[Start of INPUT MATERIAL]

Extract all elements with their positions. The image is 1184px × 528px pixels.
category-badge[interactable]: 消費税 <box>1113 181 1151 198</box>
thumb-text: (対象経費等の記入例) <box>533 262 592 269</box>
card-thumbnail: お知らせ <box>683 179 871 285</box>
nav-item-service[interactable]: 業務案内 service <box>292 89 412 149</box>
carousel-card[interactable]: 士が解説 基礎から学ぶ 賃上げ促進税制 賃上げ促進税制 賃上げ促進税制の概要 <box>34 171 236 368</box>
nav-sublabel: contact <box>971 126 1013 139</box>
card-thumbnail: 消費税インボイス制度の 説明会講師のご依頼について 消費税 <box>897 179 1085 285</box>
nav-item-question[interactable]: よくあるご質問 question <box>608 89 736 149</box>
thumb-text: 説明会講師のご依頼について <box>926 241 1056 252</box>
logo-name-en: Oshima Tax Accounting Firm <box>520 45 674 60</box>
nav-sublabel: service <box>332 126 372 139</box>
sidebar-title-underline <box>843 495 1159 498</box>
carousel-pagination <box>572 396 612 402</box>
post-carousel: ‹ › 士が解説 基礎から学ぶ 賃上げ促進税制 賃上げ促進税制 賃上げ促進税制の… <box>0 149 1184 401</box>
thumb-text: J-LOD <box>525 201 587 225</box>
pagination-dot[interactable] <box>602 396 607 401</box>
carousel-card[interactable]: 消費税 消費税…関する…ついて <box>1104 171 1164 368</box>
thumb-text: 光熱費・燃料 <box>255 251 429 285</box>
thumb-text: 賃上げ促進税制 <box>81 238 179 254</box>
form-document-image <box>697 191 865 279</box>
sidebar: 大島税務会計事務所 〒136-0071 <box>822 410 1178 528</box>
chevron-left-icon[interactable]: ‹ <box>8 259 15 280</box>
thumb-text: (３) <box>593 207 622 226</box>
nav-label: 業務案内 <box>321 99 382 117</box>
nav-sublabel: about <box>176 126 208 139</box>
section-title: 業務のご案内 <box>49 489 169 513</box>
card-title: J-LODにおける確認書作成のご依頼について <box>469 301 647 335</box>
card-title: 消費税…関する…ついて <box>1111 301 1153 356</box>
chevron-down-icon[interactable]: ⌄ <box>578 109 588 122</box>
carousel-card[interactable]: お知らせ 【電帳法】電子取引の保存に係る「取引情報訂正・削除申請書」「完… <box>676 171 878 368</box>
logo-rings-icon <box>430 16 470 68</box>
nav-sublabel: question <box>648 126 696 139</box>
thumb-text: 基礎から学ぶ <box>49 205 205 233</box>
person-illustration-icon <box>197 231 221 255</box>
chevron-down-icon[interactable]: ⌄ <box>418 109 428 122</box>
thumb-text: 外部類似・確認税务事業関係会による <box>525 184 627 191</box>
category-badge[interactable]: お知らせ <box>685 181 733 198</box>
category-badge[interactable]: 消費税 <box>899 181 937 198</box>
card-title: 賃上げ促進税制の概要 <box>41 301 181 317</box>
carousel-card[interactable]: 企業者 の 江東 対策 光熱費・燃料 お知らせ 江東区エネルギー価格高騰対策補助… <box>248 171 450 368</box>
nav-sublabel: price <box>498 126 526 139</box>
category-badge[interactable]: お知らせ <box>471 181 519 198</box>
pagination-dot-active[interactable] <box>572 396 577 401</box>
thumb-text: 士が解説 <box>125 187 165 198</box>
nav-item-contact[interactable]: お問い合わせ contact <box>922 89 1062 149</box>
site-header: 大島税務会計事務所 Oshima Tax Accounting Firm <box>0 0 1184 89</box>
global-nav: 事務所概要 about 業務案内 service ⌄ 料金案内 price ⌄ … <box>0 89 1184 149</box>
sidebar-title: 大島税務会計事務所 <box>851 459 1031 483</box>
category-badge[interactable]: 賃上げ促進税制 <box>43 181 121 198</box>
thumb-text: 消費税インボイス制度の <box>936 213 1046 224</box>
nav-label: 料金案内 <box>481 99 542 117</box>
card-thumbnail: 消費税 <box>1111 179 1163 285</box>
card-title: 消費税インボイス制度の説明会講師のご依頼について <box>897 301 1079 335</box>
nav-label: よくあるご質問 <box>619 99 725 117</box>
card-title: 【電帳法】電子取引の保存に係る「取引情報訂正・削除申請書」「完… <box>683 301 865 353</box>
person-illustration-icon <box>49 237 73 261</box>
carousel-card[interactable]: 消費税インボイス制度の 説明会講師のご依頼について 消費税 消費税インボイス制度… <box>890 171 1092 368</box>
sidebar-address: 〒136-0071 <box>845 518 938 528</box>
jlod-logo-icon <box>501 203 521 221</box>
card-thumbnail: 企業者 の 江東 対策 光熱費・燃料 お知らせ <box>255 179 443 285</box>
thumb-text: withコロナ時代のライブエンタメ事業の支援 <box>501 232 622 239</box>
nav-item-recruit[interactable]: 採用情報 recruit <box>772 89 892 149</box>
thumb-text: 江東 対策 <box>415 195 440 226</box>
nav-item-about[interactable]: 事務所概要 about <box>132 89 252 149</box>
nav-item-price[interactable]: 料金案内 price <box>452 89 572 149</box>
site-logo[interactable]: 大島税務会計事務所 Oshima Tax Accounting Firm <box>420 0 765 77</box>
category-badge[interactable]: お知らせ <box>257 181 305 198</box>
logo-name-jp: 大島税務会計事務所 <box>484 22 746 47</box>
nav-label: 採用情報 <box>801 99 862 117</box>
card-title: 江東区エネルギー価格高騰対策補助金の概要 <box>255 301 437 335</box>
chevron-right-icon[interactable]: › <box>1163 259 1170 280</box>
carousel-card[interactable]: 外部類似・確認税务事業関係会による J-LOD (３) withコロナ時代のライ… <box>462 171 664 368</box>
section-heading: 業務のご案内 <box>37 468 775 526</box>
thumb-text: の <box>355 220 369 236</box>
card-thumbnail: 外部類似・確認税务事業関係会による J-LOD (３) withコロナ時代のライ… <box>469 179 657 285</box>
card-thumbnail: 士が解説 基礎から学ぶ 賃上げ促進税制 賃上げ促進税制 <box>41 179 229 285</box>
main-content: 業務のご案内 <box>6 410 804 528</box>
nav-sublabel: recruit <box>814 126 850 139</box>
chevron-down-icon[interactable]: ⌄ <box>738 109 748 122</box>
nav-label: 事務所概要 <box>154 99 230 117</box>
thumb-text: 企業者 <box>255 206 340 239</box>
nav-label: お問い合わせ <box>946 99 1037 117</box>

[End of INPUT MATERIAL]

## THE EXERCISE
Write out the rows above exactly, from the very first line through the line that contains "logo-name-en: Oshima Tax", including both of those lines and nothing past them.

## ANSWER IN FULL
Extract all elements with their positions. The image is 1184px × 528px pixels.
category-badge[interactable]: 消費税 <box>1113 181 1151 198</box>
thumb-text: (対象経費等の記入例) <box>533 262 592 269</box>
card-thumbnail: お知らせ <box>683 179 871 285</box>
nav-item-service[interactable]: 業務案内 service <box>292 89 412 149</box>
carousel-card[interactable]: 士が解説 基礎から学ぶ 賃上げ促進税制 賃上げ促進税制 賃上げ促進税制の概要 <box>34 171 236 368</box>
nav-sublabel: contact <box>971 126 1013 139</box>
card-thumbnail: 消費税インボイス制度の 説明会講師のご依頼について 消費税 <box>897 179 1085 285</box>
nav-item-question[interactable]: よくあるご質問 question <box>608 89 736 149</box>
thumb-text: 説明会講師のご依頼について <box>926 241 1056 252</box>
logo-name-en: Oshima Tax Accounting Firm <box>520 45 674 60</box>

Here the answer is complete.